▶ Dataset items
┄┄┄┄┄┄┄┄┄┄

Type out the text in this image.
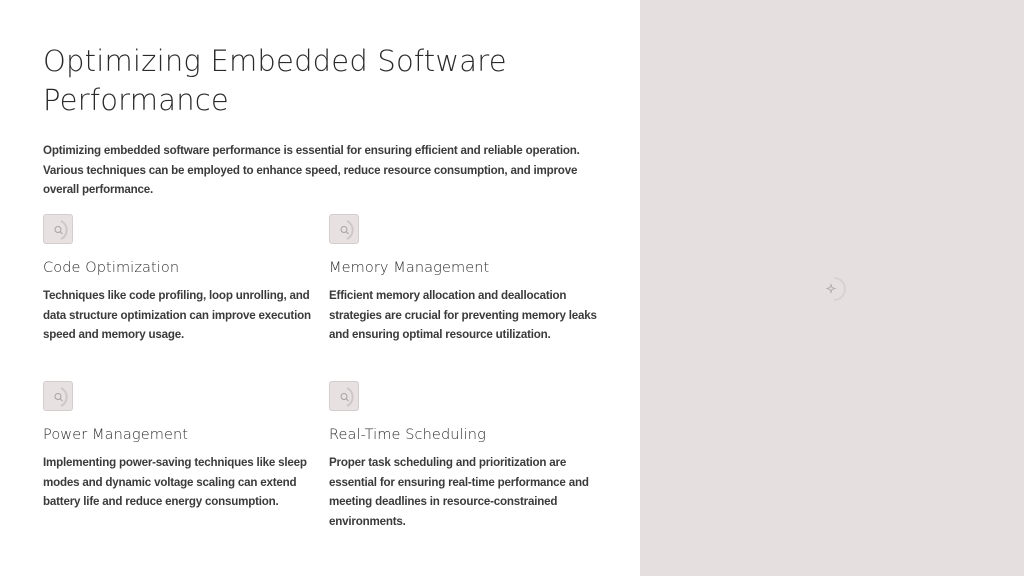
Optimizing Embedded Software Performance

Optimizing embedded software performance is essential for ensuring efficient and reliable operation. Various techniques can be employed to enhance speed, reduce resource consumption, and improve overall performance.

Code Optimization
Techniques like code profiling, loop unrolling, and data structure optimization can improve execution speed and memory usage.
Memory Management
Efficient memory allocation and deallocation strategies are crucial for preventing memory leaks and ensuring optimal resource utilization.
Power Management
Implementing power-saving techniques like sleep modes and dynamic voltage scaling can extend battery life and reduce energy consumption.
Real-Time Scheduling
Proper task scheduling and prioritization are essential for ensuring real-time performance and meeting deadlines in resource-constrained environments.
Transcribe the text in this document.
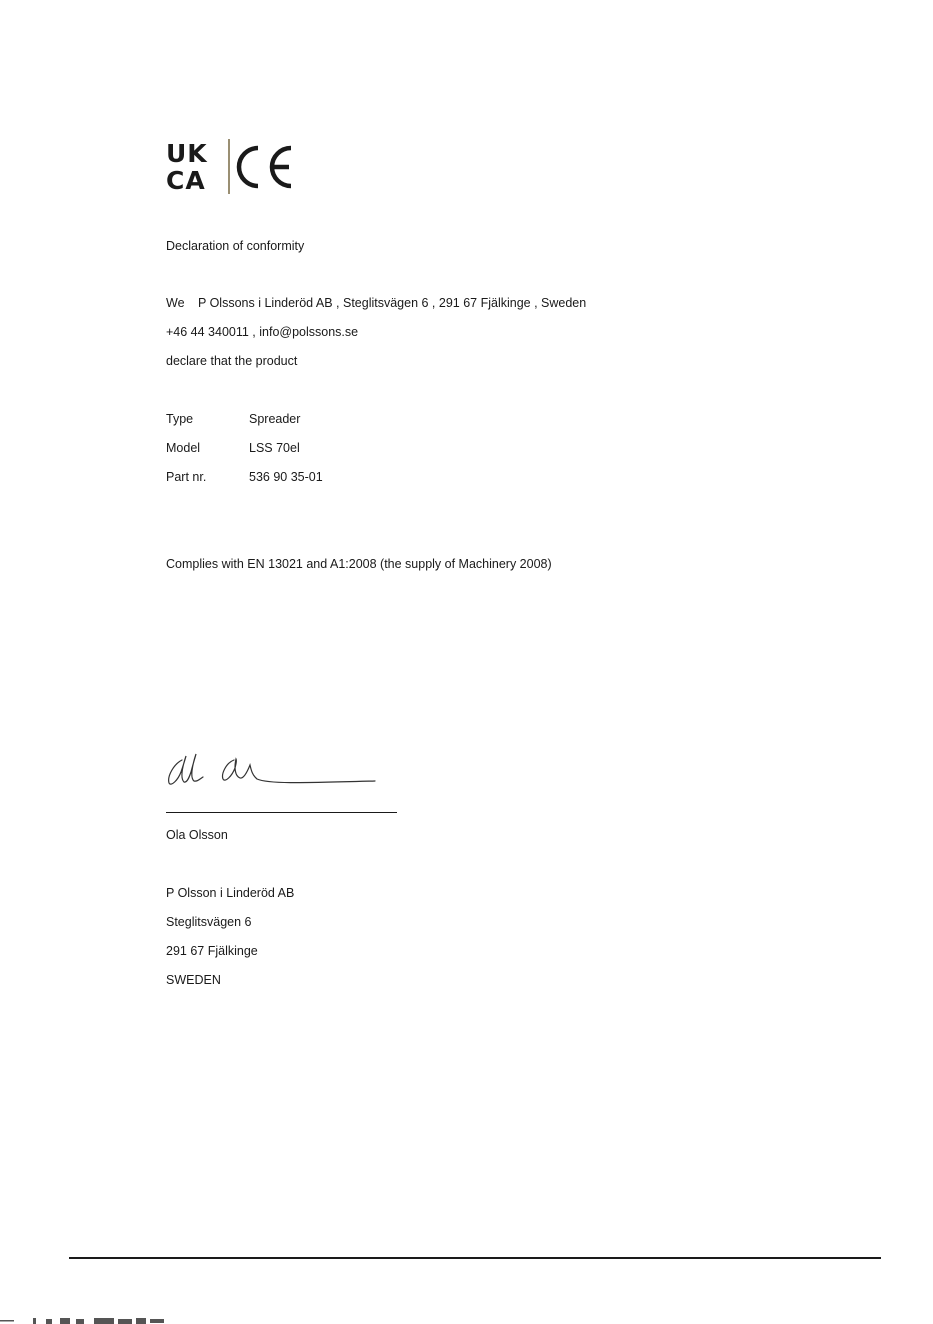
UK
CA
Declaration of conformity
We P Olssons i Linderöd AB , Steglitsvägen 6 , 291 67 Fjälkinge , Sweden
+46 44 340011 , info@polssons.se
declare that the product
Type	Spreader
Model	LSS 70el
Part nr.	536 90 35-01
Complies with EN 13021 and A1:2008 (the supply of Machinery 2008)
Ola Olsson
P Olsson i Linderöd AB
Steglitsvägen 6
291 67 Fjälkinge
SWEDEN
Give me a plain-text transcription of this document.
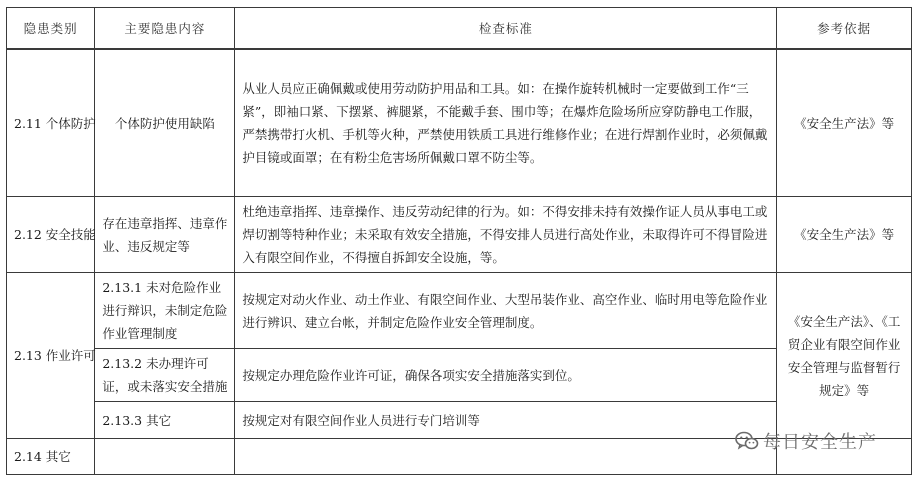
隐患类别	主要隐患内容	检查标准	参考依据
2.11 个体防护	个体防护使用缺陷	从业人员应正确佩戴或使用劳动防护用品和工具。如：在操作旋转机械时一定要做到工作“三紧”，即袖口紧、下摆紧、裤腿紧，不能戴手套、围巾等；在爆炸危险场所应穿防静电工作服，严禁携带打火机、手机等火种，严禁使用铁质工具进行维修作业；在进行焊割作业时，必须佩戴护目镜或面罩；在有粉尘危害场所佩戴口罩不防尘等。	《安全生产法》等
2.12 安全技能	存在违章指挥、违章作业、违反规定等	杜绝违章指挥、违章操作、违反劳动纪律的行为。如：不得安排未持有效操作证人员从事电工或焊切割等特种作业；未采取有效安全措施，不得安排人员进行高处作业，未取得许可不得冒险进入有限空间作业，不得擅自拆卸安全设施，等。	《安全生产法》等
2.13 作业许可	2.13.1 未对危险作业进行辩识，未制定危险作业管理制度	按规定对动火作业、动土作业、有限空间作业、大型吊装作业、高空作业、临时用电等危险作业进行辨识、建立台帐，并制定危险作业安全管理制度。	《安全生产法》、《工贸企业有限空间作业安全管理与监督暂行规定》等
	2.13.2 未办理许可证，或未落实安全措施	按规定办理危险作业许可证，确保各项实安全措施落实到位。	
	2.13.3 其它	按规定对有限空间作业人员进行专门培训等	
2.14 其它			
每日安全生产
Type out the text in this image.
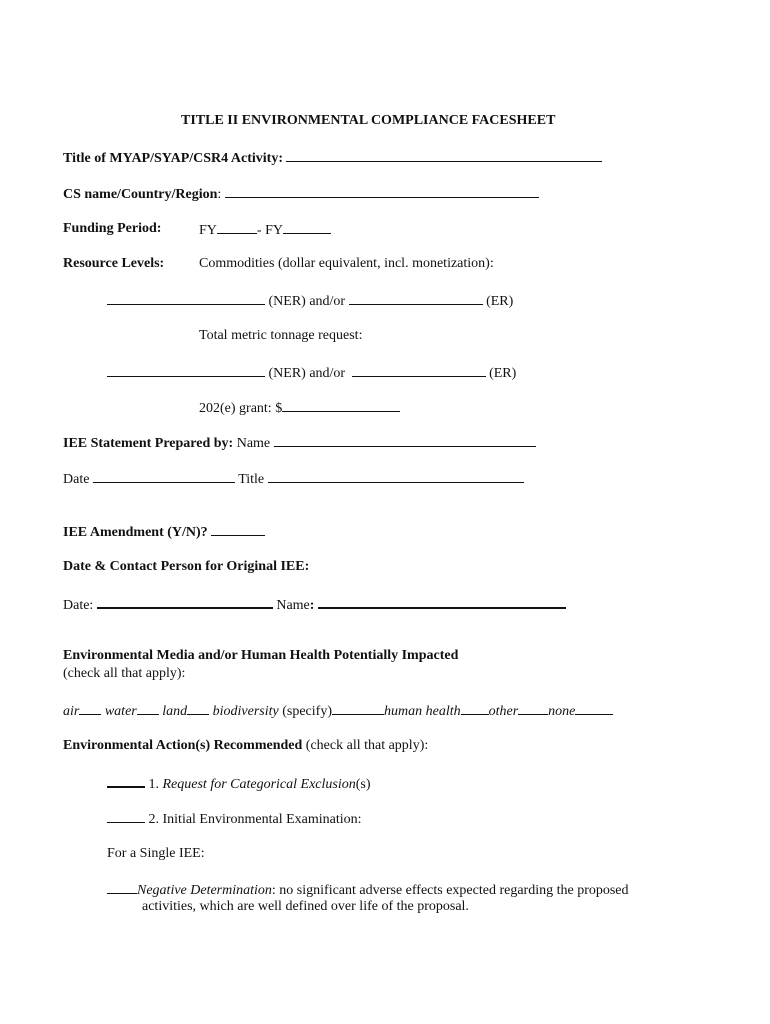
TITLE II ENVIRONMENTAL COMPLIANCE FACESHEET
Title of MYAP/SYAP/CSR4 Activity:
CS name/Country/Region:
Funding Period:	FY	- FY
Resource Levels: Commodities (dollar equivalent, incl. monetization):
(NER) and/or	(ER)
Total metric tonnage request:
(NER) and/or	(ER)
202(e) grant: $
IEE Statement Prepared by: Name
Date	Title
IEE Amendment (Y/N)?
Date & Contact Person for Original IEE:
Date:	Name:
Environmental Media and/or Human Health Potentially Impacted
(check all that apply):
air water land biodiversity (specify)	human health other none
Environmental Action(s) Recommended (check all that apply):
1. Request for Categorical Exclusion(s)
2. Initial Environmental Examination:
For a Single IEE:
Negative Determination: no significant adverse effects expected regarding the proposed
activities, which are well defined over life of the proposal.
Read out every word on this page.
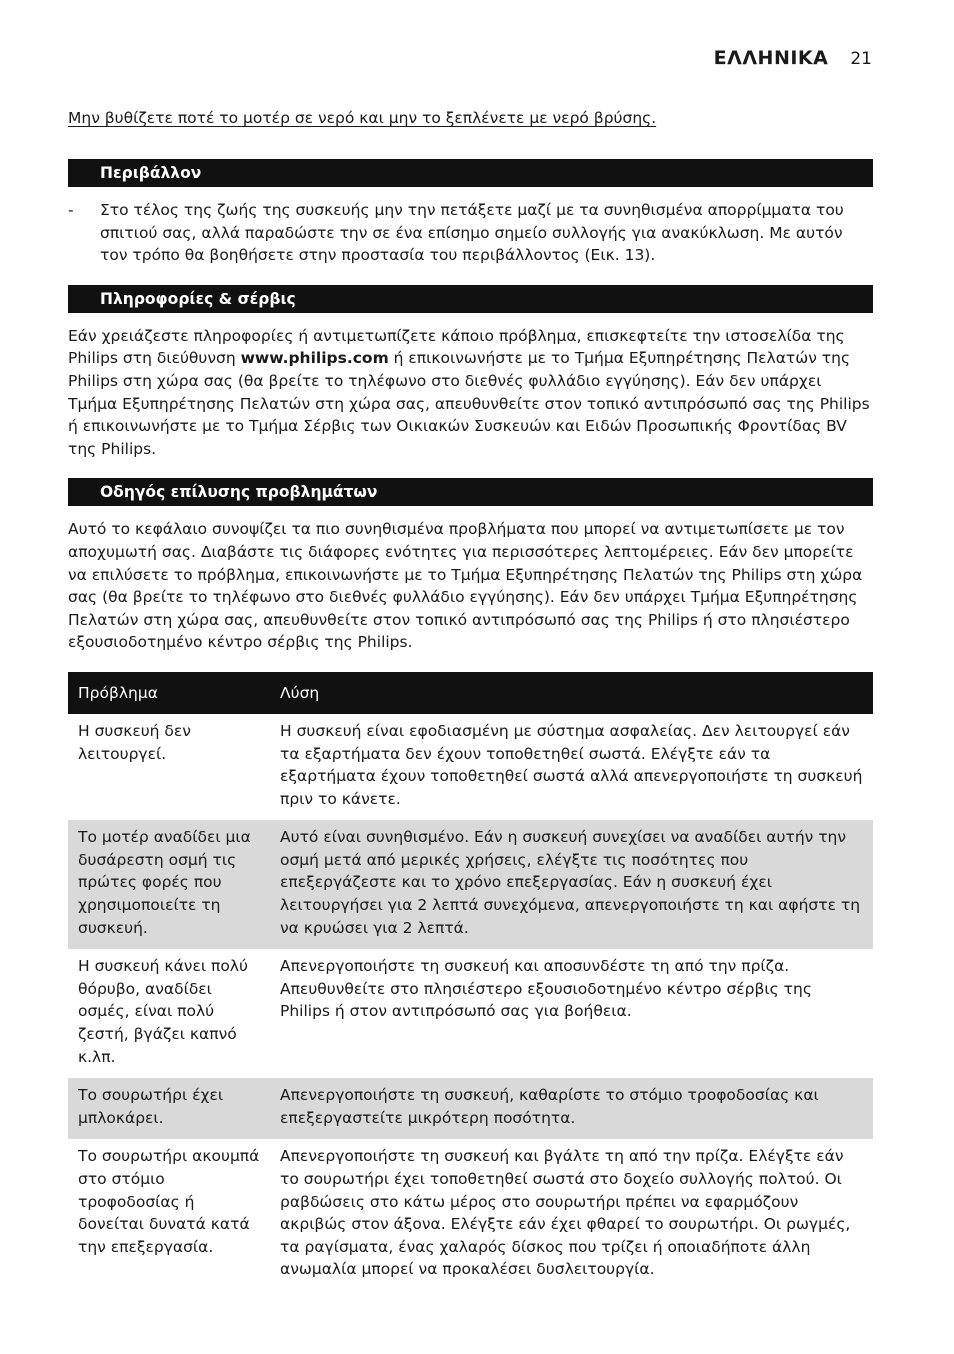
ΕΛΛΗΝΙΚΑ 21

Μην βυθίζετε ποτέ το μοτέρ σε νερό και μην το ξεπλένετε με νερό βρύσης.

Περιβάλλον
-	Στο τέλος της ζωής της συσκευής μην την πετάξετε μαζί με τα συνηθισμένα απορρίμματα του σπιτιού σας, αλλά παραδώστε την σε ένα επίσημο σημείο συλλογής για ανακύκλωση. Με αυτόν τον τρόπο θα βοηθήσετε στην προστασία του περιβάλλοντος (Εικ. 13).
Πληροφορίες & σέρβις

Εάν χρειάζεστε πληροφορίες ή αντιμετωπίζετε κάποιο πρόβλημα, επισκεφτείτε την ιστοσελίδα της Philips στη διεύθυνση www.philips.com ή επικοινωνήστε με το Τμήμα Εξυπηρέτησης Πελατών της Philips στη χώρα σας (θα βρείτε το τηλέφωνο στο διεθνές φυλλάδιο εγγύησης). Εάν δεν υπάρχει Τμήμα Εξυπηρέτησης Πελατών στη χώρα σας, απευθυνθείτε στον τοπικό αντιπρόσωπό σας της Philips ή επικοινωνήστε με το Τμήμα Σέρβις των Οικιακών Συσκευών και Ειδών Προσωπικής Φροντίδας BV της Philips.

Οδηγός επίλυσης προβλημάτων

Αυτό το κεφάλαιο συνοψίζει τα πιο συνηθισμένα προβλήματα που μπορεί να αντιμετωπίσετε με τον αποχυμωτή σας. Διαβάστε τις διάφορες ενότητες για περισσότερες λεπτομέρειες. Εάν δεν μπορείτε να επιλύσετε το πρόβλημα, επικοινωνήστε με το Τμήμα Εξυπηρέτησης Πελατών της Philips στη χώρα σας (θα βρείτε το τηλέφωνο στο διεθνές φυλλάδιο εγγύησης). Εάν δεν υπάρχει Τμήμα Εξυπηρέτησης Πελατών στη χώρα σας, απευθυνθείτε στον τοπικό αντιπρόσωπό σας της Philips ή στο πλησιέστερο εξουσιοδοτημένο κέντρο σέρβις της Philips.

Πρόβλημα	Λύση
Η συσκευή δεν λειτουργεί.	Η συσκευή είναι εφοδιασμένη με σύστημα ασφαλείας. Δεν λειτουργεί εάν τα εξαρτήματα δεν έχουν τοποθετηθεί σωστά. Ελέγξτε εάν τα εξαρτήματα έχουν τοποθετηθεί σωστά αλλά απενεργοποιήστε τη συσκευή πριν το κάνετε.
Το μοτέρ αναδίδει μια δυσάρεστη οσμή τις πρώτες φορές που χρησιμοποιείτε τη συσκευή.	Αυτό είναι συνηθισμένο. Εάν η συσκευή συνεχίσει να αναδίδει αυτήν την οσμή μετά από μερικές χρήσεις, ελέγξτε τις ποσότητες που επεξεργάζεστε και το χρόνο επεξεργασίας. Εάν η συσκευή έχει λειτουργήσει για 2 λεπτά συνεχόμενα, απενεργοποιήστε τη και αφήστε τη να κρυώσει για 2 λεπτά.
Η συσκευή κάνει πολύ θόρυβο, αναδίδει οσμές, είναι πολύ ζεστή, βγάζει καπνό κ.λπ.	Απενεργοποιήστε τη συσκευή και αποσυνδέστε τη από την πρίζα. Απευθυνθείτε στο πλησιέστερο εξουσιοδοτημένο κέντρο σέρβις της Philips ή στον αντιπρόσωπό σας για βοήθεια.
Το σουρωτήρι έχει μπλοκάρει.	Απενεργοποιήστε τη συσκευή, καθαρίστε το στόμιο τροφοδοσίας και επεξεργαστείτε μικρότερη ποσότητα.
Το σουρωτήρι ακουμπά στο στόμιο τροφοδοσίας ή δονείται δυνατά κατά την επεξεργασία.	Απενεργοποιήστε τη συσκευή και βγάλτε τη από την πρίζα. Ελέγξτε εάν το σουρωτήρι έχει τοποθετηθεί σωστά στο δοχείο συλλογής πολτού. Οι ραβδώσεις στο κάτω μέρος στο σουρωτήρι πρέπει να εφαρμόζουν ακριβώς στον άξονα. Ελέγξτε εάν έχει φθαρεί το σουρωτήρι. Οι ρωγμές, τα ραγίσματα, ένας χαλαρός δίσκος που τρίζει ή οποιαδήποτε άλλη ανωμαλία μπορεί να προκαλέσει δυσλειτουργία.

┄┄┄┄┄┄┄┄┄┄

▶ Work to do
Identify every line holding the word "speed" and copy it out.

▶ Solution for this task
Optimizing embedded software performance is essential for ensuring efficient and reliable operation. Various techniques can be employed to enhance speed, reduce resource consumption, and improve overall performance.
Techniques like code profiling, loop unrolling, and data structure optimization can improve execution speed and memory usage.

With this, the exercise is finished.